> **Written problem**
From the listing below, extract every line in which the word "JSON" appears.

(Some records)
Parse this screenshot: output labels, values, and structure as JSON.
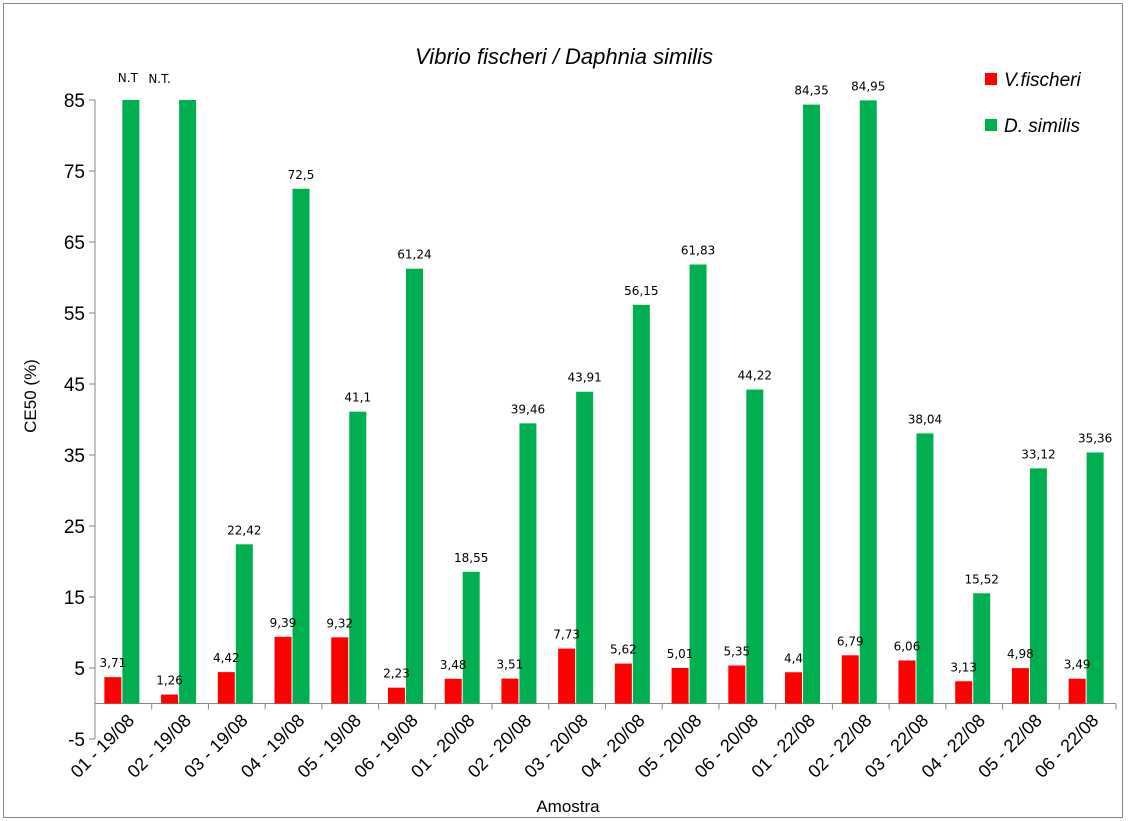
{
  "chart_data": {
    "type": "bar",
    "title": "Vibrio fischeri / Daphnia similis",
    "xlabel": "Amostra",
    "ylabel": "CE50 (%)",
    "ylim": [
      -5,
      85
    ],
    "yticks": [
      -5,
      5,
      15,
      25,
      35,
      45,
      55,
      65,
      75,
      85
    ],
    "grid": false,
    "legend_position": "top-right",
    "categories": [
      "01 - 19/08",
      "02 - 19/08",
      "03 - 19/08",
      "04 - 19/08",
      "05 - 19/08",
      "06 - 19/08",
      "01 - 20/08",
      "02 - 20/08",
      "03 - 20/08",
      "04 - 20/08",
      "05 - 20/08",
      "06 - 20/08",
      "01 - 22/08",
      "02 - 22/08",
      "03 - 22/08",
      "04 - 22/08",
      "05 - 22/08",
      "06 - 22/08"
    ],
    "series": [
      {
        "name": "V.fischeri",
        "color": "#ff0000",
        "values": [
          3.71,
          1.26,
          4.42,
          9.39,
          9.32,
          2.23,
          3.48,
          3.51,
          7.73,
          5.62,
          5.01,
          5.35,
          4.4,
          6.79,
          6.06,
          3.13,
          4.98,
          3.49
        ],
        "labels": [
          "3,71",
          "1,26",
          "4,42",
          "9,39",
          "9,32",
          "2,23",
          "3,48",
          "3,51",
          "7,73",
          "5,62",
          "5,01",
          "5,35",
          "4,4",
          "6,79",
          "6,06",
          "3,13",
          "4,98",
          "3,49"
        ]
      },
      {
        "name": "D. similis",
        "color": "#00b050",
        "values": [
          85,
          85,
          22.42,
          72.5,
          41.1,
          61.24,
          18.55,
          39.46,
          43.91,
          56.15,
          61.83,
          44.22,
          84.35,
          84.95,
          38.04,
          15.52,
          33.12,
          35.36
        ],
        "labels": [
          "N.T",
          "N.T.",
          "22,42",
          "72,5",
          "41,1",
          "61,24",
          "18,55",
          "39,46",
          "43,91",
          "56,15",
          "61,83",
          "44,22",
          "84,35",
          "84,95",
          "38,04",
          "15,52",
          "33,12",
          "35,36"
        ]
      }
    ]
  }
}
* * *
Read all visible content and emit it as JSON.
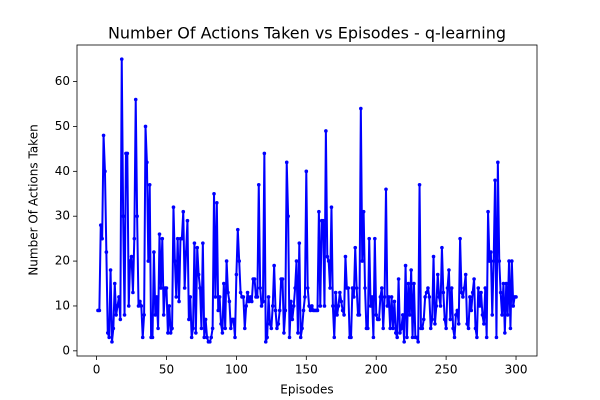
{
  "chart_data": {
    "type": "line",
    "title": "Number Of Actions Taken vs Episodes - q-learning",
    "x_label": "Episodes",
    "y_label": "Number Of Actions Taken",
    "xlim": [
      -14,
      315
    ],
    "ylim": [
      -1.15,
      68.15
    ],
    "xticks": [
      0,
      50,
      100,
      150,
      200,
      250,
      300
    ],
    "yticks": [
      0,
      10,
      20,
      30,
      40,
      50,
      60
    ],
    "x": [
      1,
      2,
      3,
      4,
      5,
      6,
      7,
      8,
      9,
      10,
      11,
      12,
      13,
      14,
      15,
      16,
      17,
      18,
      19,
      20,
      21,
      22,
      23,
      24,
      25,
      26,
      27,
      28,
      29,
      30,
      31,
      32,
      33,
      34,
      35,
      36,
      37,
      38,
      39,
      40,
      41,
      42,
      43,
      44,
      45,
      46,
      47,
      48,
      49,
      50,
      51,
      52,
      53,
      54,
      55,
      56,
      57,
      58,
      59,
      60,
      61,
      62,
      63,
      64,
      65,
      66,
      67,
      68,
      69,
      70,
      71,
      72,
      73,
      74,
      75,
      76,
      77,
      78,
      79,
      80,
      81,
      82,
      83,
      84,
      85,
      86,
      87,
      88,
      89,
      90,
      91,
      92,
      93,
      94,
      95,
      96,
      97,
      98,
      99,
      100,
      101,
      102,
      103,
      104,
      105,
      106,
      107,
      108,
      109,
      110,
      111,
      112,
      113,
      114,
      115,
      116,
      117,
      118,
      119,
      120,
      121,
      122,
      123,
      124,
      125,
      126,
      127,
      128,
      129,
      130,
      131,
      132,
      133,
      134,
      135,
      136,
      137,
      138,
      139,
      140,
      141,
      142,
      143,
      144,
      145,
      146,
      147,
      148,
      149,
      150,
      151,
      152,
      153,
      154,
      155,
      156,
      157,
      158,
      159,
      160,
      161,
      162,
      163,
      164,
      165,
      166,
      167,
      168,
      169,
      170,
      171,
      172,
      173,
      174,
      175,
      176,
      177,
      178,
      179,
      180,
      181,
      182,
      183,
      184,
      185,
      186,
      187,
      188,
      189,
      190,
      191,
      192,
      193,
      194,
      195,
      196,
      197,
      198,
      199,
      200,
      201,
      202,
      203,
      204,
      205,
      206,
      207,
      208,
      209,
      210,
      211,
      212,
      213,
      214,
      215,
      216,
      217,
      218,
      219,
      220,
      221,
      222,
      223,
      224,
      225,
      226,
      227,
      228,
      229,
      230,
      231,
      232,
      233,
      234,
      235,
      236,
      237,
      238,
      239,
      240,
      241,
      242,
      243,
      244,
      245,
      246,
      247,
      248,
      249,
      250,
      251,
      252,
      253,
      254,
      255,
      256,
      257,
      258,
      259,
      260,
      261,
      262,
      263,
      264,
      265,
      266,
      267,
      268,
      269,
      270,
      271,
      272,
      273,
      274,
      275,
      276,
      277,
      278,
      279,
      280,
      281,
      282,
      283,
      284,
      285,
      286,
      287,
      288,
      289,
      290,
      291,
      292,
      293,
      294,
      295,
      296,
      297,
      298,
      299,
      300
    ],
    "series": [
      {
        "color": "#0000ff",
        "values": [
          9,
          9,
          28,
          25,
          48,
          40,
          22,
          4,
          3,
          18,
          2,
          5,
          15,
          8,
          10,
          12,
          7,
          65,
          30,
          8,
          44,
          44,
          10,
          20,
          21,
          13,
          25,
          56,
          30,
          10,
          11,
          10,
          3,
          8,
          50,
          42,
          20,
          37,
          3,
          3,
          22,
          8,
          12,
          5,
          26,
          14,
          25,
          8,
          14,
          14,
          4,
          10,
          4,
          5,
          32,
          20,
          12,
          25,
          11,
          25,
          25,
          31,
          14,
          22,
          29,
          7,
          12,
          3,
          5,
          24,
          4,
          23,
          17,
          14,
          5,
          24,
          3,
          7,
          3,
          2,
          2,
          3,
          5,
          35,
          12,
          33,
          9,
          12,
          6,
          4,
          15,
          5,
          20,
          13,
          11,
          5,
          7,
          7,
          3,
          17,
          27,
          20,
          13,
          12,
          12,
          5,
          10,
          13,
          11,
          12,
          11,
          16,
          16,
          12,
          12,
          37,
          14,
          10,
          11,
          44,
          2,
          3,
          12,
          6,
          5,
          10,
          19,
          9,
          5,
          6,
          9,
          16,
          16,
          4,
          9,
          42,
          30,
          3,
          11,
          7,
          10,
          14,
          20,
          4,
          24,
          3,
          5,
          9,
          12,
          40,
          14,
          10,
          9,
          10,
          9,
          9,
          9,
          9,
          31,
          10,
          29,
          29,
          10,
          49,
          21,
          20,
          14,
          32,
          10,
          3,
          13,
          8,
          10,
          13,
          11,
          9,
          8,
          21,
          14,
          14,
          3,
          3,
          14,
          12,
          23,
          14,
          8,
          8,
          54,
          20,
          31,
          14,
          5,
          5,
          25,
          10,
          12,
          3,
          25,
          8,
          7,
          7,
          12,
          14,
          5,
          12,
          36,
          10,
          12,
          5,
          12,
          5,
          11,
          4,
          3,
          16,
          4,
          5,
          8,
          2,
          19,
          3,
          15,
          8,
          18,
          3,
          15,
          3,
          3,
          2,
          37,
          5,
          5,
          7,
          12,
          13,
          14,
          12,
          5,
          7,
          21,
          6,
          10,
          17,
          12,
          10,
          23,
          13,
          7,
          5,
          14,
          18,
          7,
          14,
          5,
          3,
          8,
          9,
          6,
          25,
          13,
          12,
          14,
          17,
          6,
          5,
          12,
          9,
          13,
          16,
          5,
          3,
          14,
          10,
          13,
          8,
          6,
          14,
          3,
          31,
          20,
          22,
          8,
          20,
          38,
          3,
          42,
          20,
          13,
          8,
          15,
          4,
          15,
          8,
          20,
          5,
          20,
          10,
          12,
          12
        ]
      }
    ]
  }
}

> **The output**
Parse this screenshot: output labels, values, and structure as JSON.
Read all visible content and emit it as JSON.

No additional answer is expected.